SELECTED EXCERPT ->

--------

Kernel Benchmark#

How To#

  1. write a config like bench_add.yaml

  2. run python -m oclk.benchmark bench_add.yaml

Configuration Reference#

A configuration is a list of Suite

Suite#

suite_name: str:

the name of the suite

kernel_file: str:

file path to the kernel file

kernels: List[Kernel]:

kernels in the file

timer: Timer:

define the timer

Kernel#

name: str:

the name of the kernel

suffix: Optional[str]:

suffix of the kernel, used in timer

definition: Optional[str]:

program compile definition, with “-D”

local_work_size: List[int]:

local work size of kernel

global_work_size: List[int]:

global work size of kernel

args: List[KernelArg]:

list of arguments, in the order

KernelArg#

name: str:

name of the argument

value: ArgValueGenerator:

define how to generate arg value, default is constant zeros

type: str:

arg type, can be array, or ctypes: float, int … see Runner

dtype: str:

np.dtype for array, required when type is array, default is float32, can be int32 int64 float32 float64

shape: List[int]:

array shape, required when type is array, default is [1]

ArgValueGenerator#

method: str:

generate method, can be random or constant, default constant

value: Union[int, float, List[Union[int, float]]]:

constant value, or random value range. default 0

Timer#

prefix: str:

timer name prefix, defalut “”

--------

DO THIS ->
Turn the paragraph of the kernel benchmark page that begins "np.dtype for array" into a brief bulleted list that keeps its main facts.

DATASET SECTION ->
--------

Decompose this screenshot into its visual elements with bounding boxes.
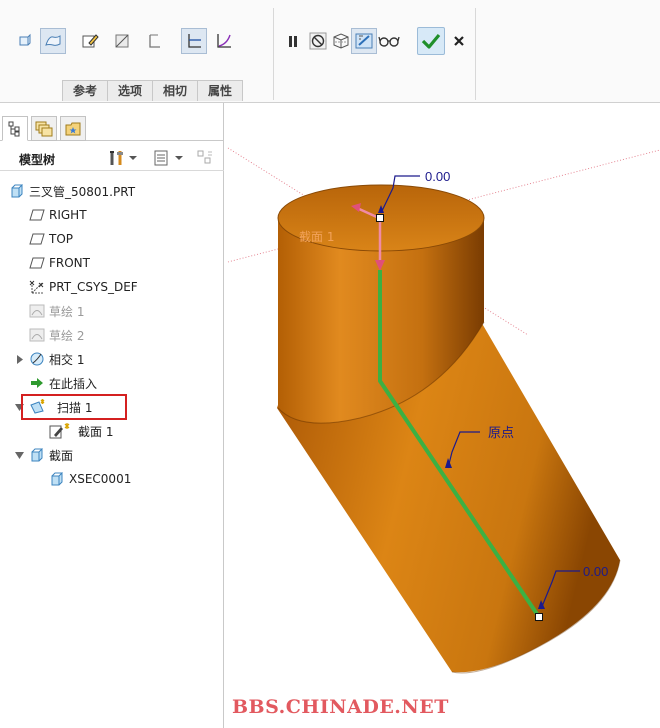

--------

ANSWER TO THIS EXERCISE ->
- np.dtype for an array argument
- Required when type is array
- Default: float32
- Allowed values: int32, int64, float32, float64